Collect every line that includes the string "AMENDED".
[Begin Record extracts]
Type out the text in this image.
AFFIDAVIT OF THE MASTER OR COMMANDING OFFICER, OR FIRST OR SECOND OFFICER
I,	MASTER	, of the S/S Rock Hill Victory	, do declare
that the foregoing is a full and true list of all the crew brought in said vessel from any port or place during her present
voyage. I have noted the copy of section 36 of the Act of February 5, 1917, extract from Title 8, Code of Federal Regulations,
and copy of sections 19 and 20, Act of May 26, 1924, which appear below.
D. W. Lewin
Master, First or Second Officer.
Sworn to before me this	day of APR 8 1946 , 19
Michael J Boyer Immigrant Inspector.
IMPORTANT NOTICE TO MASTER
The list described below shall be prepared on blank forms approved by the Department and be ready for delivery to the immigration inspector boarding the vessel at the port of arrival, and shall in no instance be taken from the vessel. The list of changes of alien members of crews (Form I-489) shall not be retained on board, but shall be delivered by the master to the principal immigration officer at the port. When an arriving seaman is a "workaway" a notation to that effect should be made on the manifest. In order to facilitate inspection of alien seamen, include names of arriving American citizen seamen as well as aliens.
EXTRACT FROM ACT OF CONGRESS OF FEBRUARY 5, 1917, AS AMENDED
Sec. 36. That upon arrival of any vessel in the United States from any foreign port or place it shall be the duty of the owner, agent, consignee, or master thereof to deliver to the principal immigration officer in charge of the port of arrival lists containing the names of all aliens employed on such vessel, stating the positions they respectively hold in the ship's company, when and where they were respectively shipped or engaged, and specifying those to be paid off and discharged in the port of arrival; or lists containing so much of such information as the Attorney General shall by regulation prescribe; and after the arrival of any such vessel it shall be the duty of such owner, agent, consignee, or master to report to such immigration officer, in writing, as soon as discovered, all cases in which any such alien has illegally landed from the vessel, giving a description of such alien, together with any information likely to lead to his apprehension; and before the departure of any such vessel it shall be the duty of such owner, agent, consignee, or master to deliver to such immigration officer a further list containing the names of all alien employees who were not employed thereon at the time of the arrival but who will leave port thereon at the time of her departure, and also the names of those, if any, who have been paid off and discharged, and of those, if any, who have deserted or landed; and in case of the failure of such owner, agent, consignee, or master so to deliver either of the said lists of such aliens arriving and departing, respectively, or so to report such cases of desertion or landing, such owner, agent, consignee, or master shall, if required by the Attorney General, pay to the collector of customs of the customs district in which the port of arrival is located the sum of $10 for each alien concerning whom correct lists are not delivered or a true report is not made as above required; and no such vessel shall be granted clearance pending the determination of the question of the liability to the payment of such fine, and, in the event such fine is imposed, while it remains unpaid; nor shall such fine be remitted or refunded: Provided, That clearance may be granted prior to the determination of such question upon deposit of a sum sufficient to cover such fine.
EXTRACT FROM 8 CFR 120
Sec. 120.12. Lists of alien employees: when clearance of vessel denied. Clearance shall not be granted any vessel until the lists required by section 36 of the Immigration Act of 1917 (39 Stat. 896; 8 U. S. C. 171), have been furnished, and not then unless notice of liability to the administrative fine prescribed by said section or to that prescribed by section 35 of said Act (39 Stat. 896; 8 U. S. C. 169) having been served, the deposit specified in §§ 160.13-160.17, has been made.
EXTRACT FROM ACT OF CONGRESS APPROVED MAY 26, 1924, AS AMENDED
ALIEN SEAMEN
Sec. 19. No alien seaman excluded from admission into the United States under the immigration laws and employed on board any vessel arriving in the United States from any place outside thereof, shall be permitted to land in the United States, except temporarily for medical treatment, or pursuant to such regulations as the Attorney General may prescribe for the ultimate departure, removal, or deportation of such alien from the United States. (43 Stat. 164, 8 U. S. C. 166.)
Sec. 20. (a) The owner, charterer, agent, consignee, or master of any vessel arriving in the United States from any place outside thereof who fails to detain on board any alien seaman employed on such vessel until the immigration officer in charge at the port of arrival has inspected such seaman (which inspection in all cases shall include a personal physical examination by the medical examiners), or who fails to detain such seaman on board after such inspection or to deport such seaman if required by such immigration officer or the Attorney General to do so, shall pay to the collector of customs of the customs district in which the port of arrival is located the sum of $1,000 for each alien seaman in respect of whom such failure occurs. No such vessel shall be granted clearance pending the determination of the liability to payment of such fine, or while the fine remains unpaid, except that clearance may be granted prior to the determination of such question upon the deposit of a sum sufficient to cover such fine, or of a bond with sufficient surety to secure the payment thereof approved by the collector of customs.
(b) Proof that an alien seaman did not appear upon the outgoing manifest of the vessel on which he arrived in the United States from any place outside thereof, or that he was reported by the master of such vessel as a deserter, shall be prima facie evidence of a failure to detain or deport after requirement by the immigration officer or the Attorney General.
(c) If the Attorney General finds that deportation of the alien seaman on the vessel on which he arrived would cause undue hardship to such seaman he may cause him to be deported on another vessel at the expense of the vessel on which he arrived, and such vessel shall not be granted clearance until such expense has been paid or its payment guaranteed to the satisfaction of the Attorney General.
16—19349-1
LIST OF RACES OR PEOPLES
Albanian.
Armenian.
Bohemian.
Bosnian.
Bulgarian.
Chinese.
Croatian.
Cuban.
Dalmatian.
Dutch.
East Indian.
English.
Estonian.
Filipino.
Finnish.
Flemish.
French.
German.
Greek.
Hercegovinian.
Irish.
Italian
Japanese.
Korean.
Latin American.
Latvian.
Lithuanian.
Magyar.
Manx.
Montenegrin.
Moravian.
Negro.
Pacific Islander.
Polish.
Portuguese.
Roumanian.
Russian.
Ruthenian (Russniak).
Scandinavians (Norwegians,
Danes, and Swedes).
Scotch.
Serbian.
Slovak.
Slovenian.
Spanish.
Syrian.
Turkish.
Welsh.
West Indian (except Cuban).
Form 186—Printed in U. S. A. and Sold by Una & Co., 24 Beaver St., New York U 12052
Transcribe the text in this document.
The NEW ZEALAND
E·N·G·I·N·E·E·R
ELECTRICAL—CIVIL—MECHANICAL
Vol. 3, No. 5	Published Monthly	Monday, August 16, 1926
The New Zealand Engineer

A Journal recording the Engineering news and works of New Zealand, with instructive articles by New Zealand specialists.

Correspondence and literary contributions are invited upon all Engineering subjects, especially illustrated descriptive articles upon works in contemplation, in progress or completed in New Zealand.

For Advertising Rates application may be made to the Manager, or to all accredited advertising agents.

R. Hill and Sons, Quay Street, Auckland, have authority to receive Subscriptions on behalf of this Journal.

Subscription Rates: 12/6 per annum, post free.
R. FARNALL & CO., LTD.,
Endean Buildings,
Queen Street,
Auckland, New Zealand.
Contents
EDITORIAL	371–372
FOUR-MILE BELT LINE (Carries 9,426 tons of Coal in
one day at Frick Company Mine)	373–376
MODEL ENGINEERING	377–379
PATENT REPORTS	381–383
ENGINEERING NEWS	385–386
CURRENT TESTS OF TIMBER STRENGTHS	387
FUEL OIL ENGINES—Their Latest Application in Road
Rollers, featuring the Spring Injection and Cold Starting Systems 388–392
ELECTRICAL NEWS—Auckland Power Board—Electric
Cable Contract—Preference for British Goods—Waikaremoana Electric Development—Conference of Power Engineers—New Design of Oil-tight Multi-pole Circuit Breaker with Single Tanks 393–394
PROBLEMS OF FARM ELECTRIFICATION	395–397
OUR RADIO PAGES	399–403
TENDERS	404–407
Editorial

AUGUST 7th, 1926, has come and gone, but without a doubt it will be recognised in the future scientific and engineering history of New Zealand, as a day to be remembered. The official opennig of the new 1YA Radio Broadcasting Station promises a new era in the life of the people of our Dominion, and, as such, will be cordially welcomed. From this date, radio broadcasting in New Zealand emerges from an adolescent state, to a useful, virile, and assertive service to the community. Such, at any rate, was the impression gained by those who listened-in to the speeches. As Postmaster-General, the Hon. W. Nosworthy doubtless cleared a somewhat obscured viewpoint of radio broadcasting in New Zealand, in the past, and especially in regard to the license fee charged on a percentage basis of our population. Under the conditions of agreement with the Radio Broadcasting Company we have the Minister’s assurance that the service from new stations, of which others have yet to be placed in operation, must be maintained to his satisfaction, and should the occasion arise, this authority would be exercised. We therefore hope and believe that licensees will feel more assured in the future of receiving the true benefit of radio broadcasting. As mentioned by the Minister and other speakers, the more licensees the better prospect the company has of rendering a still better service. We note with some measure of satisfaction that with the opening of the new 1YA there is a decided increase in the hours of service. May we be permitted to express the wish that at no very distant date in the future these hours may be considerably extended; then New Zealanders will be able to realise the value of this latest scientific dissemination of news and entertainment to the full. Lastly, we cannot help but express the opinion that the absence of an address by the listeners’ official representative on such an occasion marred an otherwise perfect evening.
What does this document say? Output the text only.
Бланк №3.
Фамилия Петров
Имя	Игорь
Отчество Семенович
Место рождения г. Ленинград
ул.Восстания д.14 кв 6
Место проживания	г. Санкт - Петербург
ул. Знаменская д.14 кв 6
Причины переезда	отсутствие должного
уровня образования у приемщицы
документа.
[End Record extracts]
→ **Solution to this task**
EXTRACT FROM ACT OF CONGRESS OF FEBRUARY 5, 1917, AS AMENDED
EXTRACT FROM ACT OF CONGRESS APPROVED MAY 26, 1924, AS AMENDED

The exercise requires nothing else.